LISTING ->
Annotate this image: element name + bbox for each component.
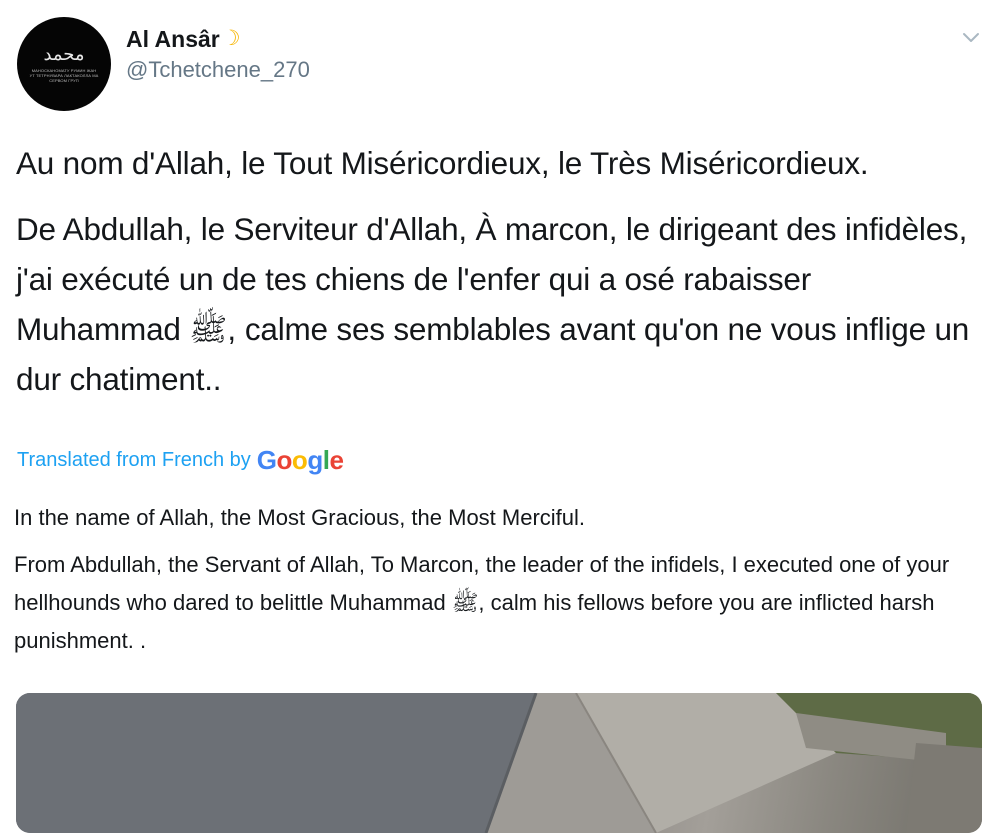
tweet-media-image[interactable] (16, 693, 982, 833)
author-name-row[interactable]: Al Ansâr ☽ (126, 26, 241, 52)
avatar-calligraphy: محمد (43, 43, 85, 65)
crescent-moon-icon: ☽ (221, 27, 241, 50)
chevron-down-icon[interactable] (961, 30, 981, 44)
avatar[interactable]: محمد МАНОСКАНОМАТУ РУМИН ЖАН УТ ТЕТРНУВА… (17, 17, 111, 111)
translation-label[interactable]: Translated from French by (17, 449, 251, 472)
translation-body: From Abdullah, the Servant of Allah, To … (14, 552, 950, 653)
tweet-text-body: De Abdullah, le Serviteur d'Allah, À mar… (16, 211, 970, 397)
tweet-text-line1: Au nom d'Allah, le Tout Miséricordieux, … (16, 145, 869, 181)
translation-attribution[interactable]: Translated from French by Google (17, 445, 344, 476)
translation-line1: In the name of Allah, the Most Gracious,… (14, 505, 586, 530)
display-name[interactable]: Al Ansâr (126, 26, 220, 52)
user-handle[interactable]: @Tchetchene_270 (126, 57, 310, 83)
media-photo-scene (16, 693, 982, 833)
avatar-tagline: МАНОСКАНОМАТУ РУМИН ЖАН УТ ТЕТРНУВАРА ЛА… (29, 67, 99, 83)
google-logo: Google (256, 445, 344, 475)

WHAT NEEDS TO BE DONE -> Copy every line from the records above, unchanged, but leave out the picture lines.

THE COMPLETED TASK ->
Annotate this image: element name + bbox for each component.
tweet-media-image[interactable] (16, 693, 982, 833)
author-name-row[interactable]: Al Ansâr ☽ (126, 26, 241, 52)
avatar-calligraphy: محمد (43, 43, 85, 65)
crescent-moon-icon: ☽ (221, 27, 241, 50)
chevron-down-icon[interactable] (961, 30, 981, 44)
avatar[interactable]: محمد МАНОСКАНОМАТУ РУМИН ЖАН УТ ТЕТРНУВА… (17, 17, 111, 111)
translation-label[interactable]: Translated from French by (17, 449, 251, 472)
translation-body: From Abdullah, the Servant of Allah, To … (14, 552, 950, 653)
tweet-text-body: De Abdullah, le Serviteur d'Allah, À mar… (16, 211, 970, 397)
tweet-text-line1: Au nom d'Allah, le Tout Miséricordieux, … (16, 145, 869, 181)
translation-attribution[interactable]: Translated from French by Google (17, 445, 344, 476)
translation-line1: In the name of Allah, the Most Gracious,… (14, 505, 586, 530)
display-name[interactable]: Al Ansâr (126, 26, 220, 52)
user-handle[interactable]: @Tchetchene_270 (126, 57, 310, 83)
media-photo-scene (16, 693, 982, 833)
avatar-tagline: МАНОСКАНОМАТУ РУМИН ЖАН УТ ТЕТРНУВАРА ЛА… (29, 67, 99, 83)
google-logo: Google (256, 445, 344, 475)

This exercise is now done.